# Texte retenu
--------
En voyageant, en écrivant

Après un an

Le vent du nord s’était réveillé. Ultime nuit sur l’Ile Cannelle. La veille au soir le Portugal nous avait accueillis du côté de Castro Marim où nous avions passé la soirée dans la bodega tenue par Pierre, un Belge venu s’installer en Algarve après avoir vécu trente-quatre ans à Lisbonne. Tapas et vin bio vinifié près de Lisbonne à l’ombre du toit d’un roof-top avec vue sur le fleuve, l’Espagne voisine, le château et les marais salants qui s’étirent jusque Villa Real. Il aurait fallu dormir davantage, profiter de l’occasion offerte de se reposer encore. Les heures qui précèdent un vol matinal sont rarement propices au sommeil. On tourne et retourne dans les draps, un regard sur la montre, attentif aux bruits inconnus qui annoncent l’aube : la mise en route de l’arrosage automatique en contrebas de l’immeuble, les premiers camions venant ravitailler les bars et hôtels qui bordent la plage voisine.

Les souvenirs fugaces des journées andalouses peuplaient l’insomnie. Un soir, j’avais marché seul jusqu’à la côte. Sur la dune bientôt endormie, quelques couples dînaient face au soleil couchant. Les rires fusaient. Je regardai longuement les pêcheurs de tellines avant de m’allonger sur le sable, inquiet de la réaction possible des mouettes voisines, paisible pourtant, guettant l’apparition d’un mince croissant de lune et du rideau sombre sur lequel se projette la voie lactée. A l’ouest, les dernières lueurs enflammaient les collines qui se confondaient avec les nuages aux reflets incertains dans l’eau calme où croisent les orques. J’espérais apercevoir un long aileron noir se détacher à l’horizon. Elles sont une cinquantaine qui vivent entre Gibraltar et la Bretagne, au gré des migrations des thons, effrayant parfois les navigateurs qui osent s’aventurer trop au large.
--------
# Données répertoriées
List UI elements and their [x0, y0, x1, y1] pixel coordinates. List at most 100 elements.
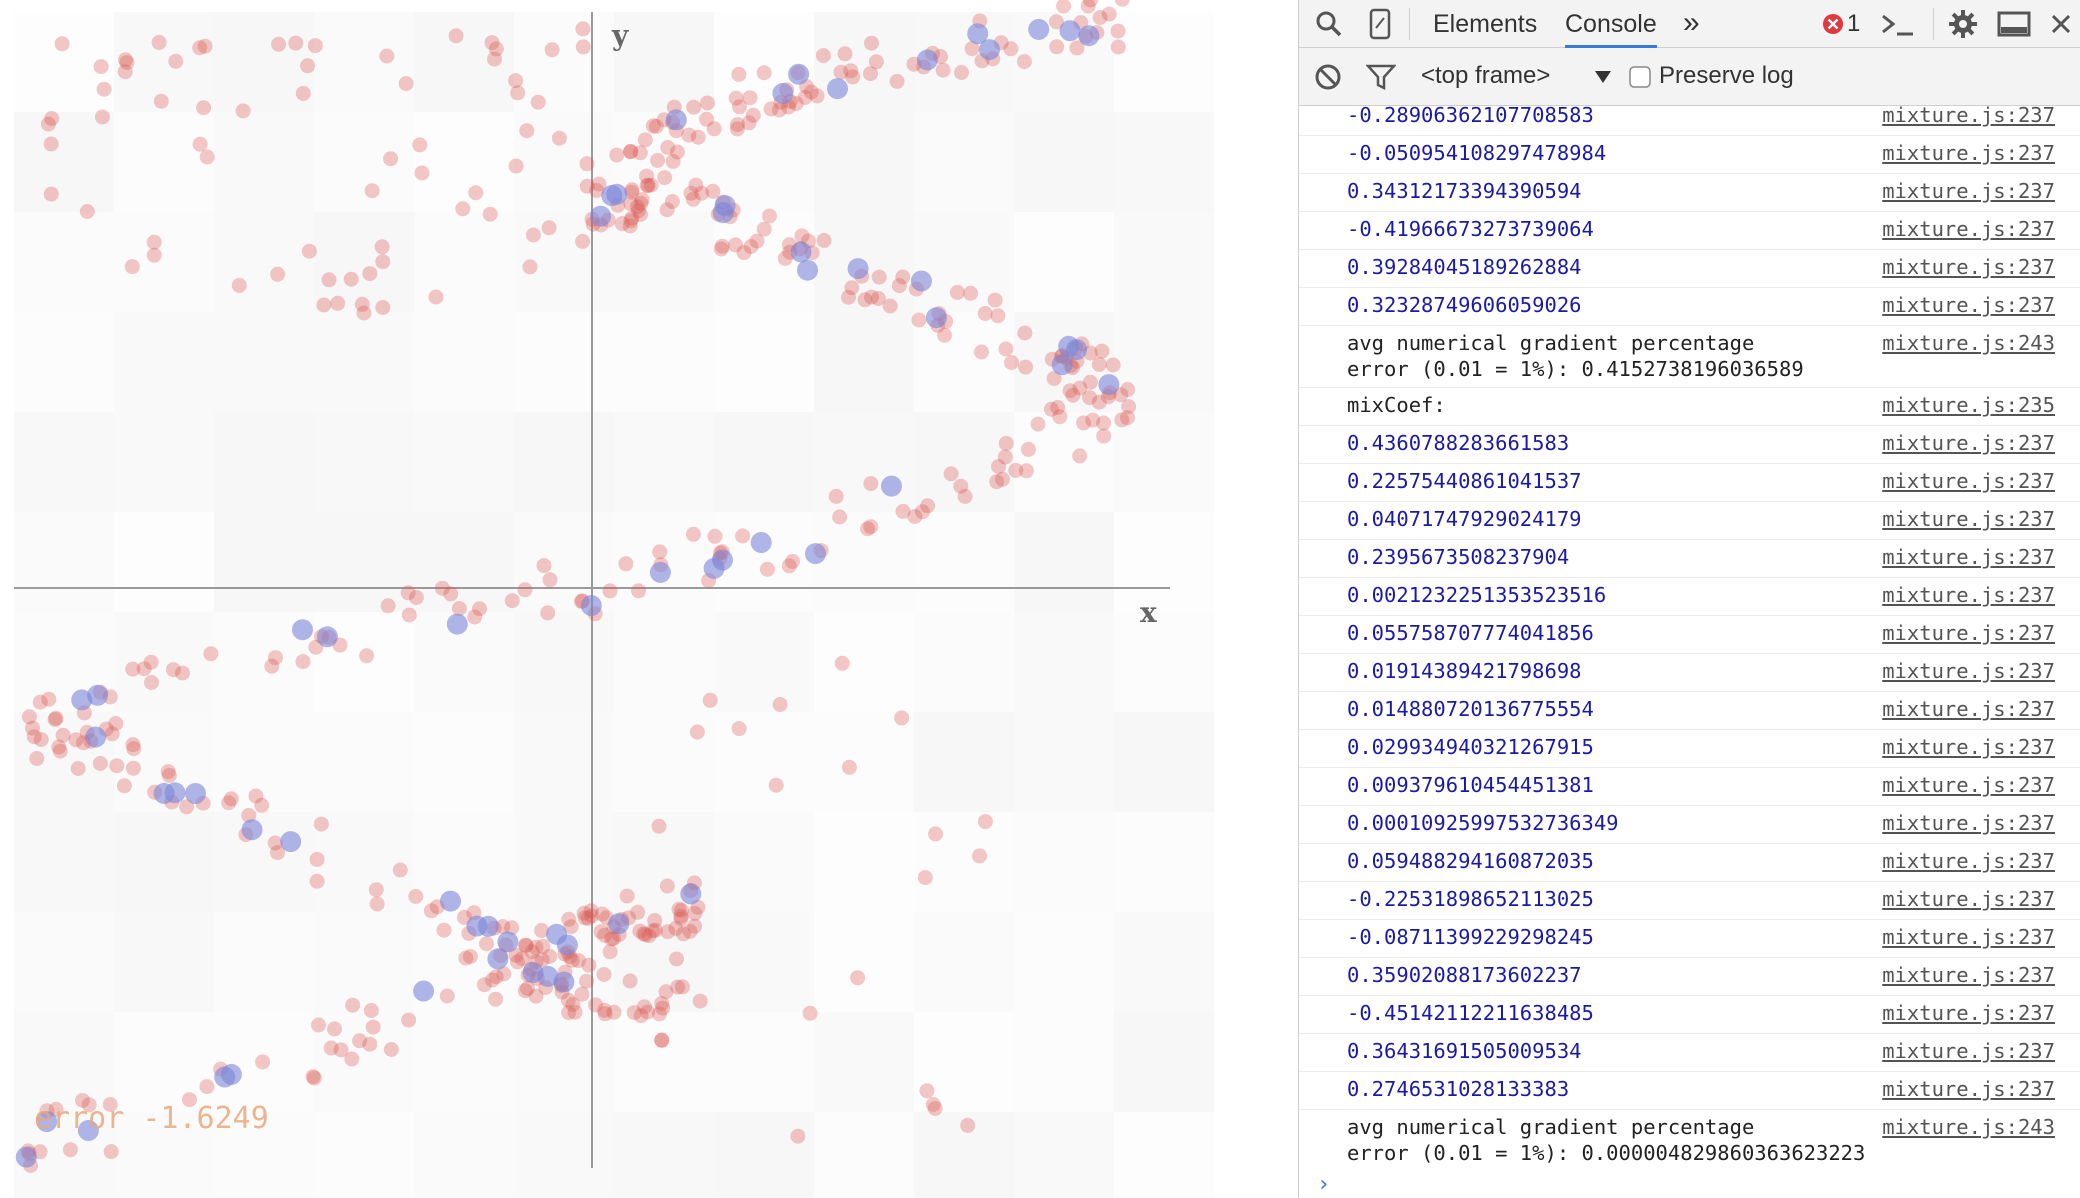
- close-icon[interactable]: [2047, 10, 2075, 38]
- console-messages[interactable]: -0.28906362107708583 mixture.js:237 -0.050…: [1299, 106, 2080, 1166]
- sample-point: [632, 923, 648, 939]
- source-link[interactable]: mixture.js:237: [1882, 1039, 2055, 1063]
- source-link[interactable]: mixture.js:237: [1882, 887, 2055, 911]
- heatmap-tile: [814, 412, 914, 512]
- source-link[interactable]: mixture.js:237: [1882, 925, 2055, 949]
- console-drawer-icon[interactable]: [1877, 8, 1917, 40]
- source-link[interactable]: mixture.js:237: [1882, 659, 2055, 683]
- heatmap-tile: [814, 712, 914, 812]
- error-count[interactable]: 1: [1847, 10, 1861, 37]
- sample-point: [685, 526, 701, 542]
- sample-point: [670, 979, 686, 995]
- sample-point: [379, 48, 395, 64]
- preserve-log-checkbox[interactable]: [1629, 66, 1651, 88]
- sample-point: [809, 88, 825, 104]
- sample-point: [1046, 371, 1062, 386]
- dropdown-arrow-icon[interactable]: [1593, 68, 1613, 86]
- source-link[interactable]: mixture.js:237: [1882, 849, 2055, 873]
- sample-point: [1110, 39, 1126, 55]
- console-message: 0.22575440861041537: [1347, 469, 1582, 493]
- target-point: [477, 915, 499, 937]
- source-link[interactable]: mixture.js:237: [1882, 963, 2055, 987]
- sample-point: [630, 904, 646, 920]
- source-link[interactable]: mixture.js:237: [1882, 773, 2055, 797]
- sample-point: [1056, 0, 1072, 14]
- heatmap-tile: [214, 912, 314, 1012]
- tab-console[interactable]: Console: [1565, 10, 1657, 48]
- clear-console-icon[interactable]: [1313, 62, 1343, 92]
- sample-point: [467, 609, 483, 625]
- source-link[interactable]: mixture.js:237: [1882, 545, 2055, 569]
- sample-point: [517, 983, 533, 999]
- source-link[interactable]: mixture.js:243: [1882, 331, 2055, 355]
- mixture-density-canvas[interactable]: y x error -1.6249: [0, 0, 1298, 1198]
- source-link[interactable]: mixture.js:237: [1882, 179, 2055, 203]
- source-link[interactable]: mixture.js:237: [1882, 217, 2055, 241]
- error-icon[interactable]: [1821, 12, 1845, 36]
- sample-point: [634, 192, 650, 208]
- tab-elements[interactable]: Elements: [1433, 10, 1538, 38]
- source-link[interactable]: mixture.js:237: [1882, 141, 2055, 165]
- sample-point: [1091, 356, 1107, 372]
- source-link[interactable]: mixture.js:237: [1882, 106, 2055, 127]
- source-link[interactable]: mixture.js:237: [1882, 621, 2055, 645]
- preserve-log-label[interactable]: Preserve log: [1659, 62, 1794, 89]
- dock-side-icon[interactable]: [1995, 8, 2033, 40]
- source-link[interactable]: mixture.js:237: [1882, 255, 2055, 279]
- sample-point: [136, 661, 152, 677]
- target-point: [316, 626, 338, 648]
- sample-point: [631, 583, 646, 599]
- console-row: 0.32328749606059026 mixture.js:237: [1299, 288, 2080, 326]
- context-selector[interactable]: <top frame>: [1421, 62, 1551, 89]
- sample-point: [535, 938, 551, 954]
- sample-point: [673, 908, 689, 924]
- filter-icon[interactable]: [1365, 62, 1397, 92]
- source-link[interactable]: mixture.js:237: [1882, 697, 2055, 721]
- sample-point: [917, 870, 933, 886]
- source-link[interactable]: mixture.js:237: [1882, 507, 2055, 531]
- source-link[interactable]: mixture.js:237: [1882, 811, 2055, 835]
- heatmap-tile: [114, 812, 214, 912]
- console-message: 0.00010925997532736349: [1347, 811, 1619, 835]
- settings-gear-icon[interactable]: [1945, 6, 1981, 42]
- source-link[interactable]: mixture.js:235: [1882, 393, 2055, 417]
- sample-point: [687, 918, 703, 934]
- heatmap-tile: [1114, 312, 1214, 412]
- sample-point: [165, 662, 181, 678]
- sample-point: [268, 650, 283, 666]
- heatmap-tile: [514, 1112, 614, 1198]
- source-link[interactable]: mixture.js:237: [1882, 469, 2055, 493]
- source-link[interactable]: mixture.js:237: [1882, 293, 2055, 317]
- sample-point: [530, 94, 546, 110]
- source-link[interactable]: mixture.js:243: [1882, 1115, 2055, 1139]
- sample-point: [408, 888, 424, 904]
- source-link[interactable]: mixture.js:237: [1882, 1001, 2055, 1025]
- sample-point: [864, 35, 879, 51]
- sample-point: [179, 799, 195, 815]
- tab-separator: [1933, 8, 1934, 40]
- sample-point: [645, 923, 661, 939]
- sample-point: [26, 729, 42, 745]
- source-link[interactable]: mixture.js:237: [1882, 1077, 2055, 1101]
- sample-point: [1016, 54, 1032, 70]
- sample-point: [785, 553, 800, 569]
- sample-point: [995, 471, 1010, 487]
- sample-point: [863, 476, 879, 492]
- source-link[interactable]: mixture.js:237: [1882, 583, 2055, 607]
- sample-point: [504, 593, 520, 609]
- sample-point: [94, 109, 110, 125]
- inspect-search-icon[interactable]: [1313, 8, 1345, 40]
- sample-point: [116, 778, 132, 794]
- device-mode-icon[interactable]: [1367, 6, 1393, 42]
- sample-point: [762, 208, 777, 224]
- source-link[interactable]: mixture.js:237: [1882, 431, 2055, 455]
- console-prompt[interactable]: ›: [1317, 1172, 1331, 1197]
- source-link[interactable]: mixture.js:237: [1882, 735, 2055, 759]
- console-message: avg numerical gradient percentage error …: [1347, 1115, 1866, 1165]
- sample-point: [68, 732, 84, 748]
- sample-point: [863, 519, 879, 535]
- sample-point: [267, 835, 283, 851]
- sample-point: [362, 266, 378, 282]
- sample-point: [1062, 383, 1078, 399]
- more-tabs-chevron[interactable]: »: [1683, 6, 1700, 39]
--------
# Tâches à réaliser
- 1) Reproduisez fidèlement le passage du récit de voyage qui commence à « Les souvenirs fugaces » et se termine à « trop au large. ».
- 2) Répondez aux questions suivantes d'après le récit de voyage.
(a) Pendant combien d'années Pierre avait-il vécu à Lisbonne avant de s'installer en Algarve ?
(b) Où le narrateur avait-il passé la soirée de la veille ?
(c) Combien d'orques vivent entre Gibraltar et la Bretagne ?
- 3) Prolongez le récit de voyage entre l'Andalousie et le Portugal au-delà de sa dernière phrase.

# Réponses aux tâches
- 1)
Les souvenirs fugaces des journées andalouses peuplaient l’insomnie. Un soir, j’avais marché seul jusqu’à la côte. Sur la dune bientôt endormie, quelques couples dînaient face au soleil couchant. Les rires fusaient. Je regardai longuement les pêcheurs de tellines avant de m’allonger sur le sable, inquiet de la réaction possible des mouettes voisines, paisible pourtant, guettant l’apparition d’un mince croissant de lune et du rideau sombre sur lequel se projette la voie lactée. A l’ouest, les dernières lueurs enflammaient les collines qui se confondaient avec les nuages aux reflets incertains dans l’eau calme où croisent les orques. J’espérais apercevoir un long aileron noir se détacher à l’horizon. Elles sont une cinquantaine qui vivent entre Gibraltar et la Bretagne, au gré des migrations des thons, effrayant parfois les navigateurs qui osent s’aventurer trop au large.

- 2)
(a) Trente-quatre ans.
(b) Dans la bodega tenue par Pierre, du côté de Castro Marim.
(c) Une cinquantaine.

- 3)
L’idée terrible que je n’ai au fond rien à dire, rien à écrire me hante depuis plusieurs jours. Je récolte des mots éparpillés, des bouts de phrases, dans l’attente de la logique que mon esprit connaît déjà, mais se refuse à dévoiler, me laissant seul, incertain, face à la page blanche et rebelle. Les images se succèdent, tanguent devant mes yeux fatigués. Je ne perçois pas encore le spleen qui habitera ma solitude. On n’échappe pas au destin. A peine peut-on tenter de lui donner un jour meilleur. Faut-il transiger ?

J’ai partagé mes doutes avec Christian Ghiotti (1) qui m’a fait part du vide identique dans lequel il se trouve. Tous deux puisons ce qui nous reste de poésie dans les souvenirs et la mélancolie. Ah, ressentir plus souvent le jaillissement spontané des mots, du moins comprendre la physiologie de l’inspiration ! La seule mécanique qui fonctionne : voyager, vivre, rire et pleurer. A force de paysages anciens ou nouveaux, de rencontres, de lectures, forger un destin. Plusieurs vies se mêlent, se superposent, s’imbriquent sans qu’on ne puisse, in fine, réussir à les discerner. Si je ferme les yeux un instant, je voyage. Allongé dans une chambre d’hôtel, que borderait le lac Ontario en hiver, je suis le narrateur d’une longue variation, aria empruntée à Bach et à Glenn Gould. Magie imprévisible des mots : il suffit d’une transmutation de genre pour que l’obstacle devienne musique. Mes pensées dansent sur une partition invisible, se nourrissent de notes nouvelles qu’elles n’identifient pas immédiatement dans le brouhaha continu d’informations et d’impressions troubles qui les entourent.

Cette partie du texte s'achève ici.